Check every line of the material below for the string "Information", and return the ones that have it.
======
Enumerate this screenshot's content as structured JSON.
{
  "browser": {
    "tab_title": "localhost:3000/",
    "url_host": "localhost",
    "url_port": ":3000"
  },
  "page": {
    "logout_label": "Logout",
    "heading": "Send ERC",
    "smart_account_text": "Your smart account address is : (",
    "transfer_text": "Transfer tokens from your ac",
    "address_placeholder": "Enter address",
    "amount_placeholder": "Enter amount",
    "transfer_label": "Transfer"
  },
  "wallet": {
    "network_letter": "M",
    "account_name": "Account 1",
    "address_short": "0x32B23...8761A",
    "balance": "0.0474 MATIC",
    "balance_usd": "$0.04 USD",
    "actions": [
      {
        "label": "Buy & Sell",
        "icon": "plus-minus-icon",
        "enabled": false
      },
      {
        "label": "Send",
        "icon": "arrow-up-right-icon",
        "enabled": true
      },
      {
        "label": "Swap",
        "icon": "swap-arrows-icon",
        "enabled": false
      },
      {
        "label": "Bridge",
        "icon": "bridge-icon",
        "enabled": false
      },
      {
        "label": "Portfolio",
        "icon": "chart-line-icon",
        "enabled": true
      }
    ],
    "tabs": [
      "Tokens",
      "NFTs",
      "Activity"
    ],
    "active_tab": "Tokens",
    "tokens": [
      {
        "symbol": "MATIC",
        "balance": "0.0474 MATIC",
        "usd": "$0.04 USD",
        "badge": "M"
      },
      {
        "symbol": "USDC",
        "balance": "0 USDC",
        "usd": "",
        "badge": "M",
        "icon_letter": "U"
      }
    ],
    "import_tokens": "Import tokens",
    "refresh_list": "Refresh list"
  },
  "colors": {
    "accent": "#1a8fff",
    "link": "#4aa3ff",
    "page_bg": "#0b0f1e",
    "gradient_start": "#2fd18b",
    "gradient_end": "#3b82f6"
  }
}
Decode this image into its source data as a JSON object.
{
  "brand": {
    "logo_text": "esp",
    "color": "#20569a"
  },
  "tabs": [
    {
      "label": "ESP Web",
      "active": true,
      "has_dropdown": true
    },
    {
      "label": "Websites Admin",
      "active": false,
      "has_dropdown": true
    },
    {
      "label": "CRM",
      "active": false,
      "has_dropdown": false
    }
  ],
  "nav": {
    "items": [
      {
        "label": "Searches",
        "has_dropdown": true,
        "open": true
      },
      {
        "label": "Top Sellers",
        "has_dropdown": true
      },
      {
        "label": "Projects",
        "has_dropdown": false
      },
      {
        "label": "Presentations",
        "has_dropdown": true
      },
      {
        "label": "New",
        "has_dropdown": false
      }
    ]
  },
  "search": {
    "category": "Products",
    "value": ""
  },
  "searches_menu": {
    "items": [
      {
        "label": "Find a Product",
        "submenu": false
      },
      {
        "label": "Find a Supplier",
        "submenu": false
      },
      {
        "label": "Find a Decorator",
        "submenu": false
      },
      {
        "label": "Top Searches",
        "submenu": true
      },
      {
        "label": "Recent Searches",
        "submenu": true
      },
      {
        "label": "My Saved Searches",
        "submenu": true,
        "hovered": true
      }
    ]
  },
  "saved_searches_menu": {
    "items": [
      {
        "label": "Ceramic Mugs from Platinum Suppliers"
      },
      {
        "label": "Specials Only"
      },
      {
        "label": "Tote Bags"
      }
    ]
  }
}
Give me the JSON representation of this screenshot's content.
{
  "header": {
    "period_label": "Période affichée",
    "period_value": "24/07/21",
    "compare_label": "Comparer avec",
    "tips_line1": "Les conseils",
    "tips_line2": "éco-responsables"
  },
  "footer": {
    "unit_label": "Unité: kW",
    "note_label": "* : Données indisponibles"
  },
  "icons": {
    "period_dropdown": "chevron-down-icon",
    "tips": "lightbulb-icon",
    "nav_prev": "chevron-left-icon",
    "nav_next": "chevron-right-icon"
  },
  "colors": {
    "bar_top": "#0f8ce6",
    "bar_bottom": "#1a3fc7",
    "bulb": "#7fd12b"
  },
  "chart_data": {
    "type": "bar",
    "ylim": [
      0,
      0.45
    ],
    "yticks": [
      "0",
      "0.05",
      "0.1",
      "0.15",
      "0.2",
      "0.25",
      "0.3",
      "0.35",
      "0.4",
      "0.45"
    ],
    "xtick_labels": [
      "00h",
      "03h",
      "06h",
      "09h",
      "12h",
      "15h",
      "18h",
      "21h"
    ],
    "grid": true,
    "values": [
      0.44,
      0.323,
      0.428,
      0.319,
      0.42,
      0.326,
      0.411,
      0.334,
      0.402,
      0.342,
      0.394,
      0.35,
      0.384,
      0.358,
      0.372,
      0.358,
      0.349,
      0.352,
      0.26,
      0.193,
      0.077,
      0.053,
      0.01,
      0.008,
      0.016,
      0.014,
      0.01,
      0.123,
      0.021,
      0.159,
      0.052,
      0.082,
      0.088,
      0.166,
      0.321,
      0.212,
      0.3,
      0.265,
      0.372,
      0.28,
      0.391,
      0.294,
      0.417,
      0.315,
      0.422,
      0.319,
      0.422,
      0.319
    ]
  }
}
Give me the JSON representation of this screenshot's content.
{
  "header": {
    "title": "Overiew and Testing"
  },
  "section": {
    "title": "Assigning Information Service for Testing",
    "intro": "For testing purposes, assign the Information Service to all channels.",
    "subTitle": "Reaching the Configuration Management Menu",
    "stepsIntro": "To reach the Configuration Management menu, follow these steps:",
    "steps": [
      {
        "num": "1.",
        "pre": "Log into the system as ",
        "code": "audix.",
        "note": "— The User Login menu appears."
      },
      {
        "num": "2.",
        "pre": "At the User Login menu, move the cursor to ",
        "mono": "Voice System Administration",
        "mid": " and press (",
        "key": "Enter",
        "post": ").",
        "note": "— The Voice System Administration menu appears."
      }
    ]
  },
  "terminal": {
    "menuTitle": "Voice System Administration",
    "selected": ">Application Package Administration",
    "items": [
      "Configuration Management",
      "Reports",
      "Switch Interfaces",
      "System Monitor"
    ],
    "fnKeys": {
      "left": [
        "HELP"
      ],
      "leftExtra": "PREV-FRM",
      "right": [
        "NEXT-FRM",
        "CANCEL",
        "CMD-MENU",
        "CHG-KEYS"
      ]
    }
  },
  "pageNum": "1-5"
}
======
Completed exercise =>
    "title": "Assigning Information Service for Testing",
    "intro": "For testing purposes, assign the Information Service to all channels.",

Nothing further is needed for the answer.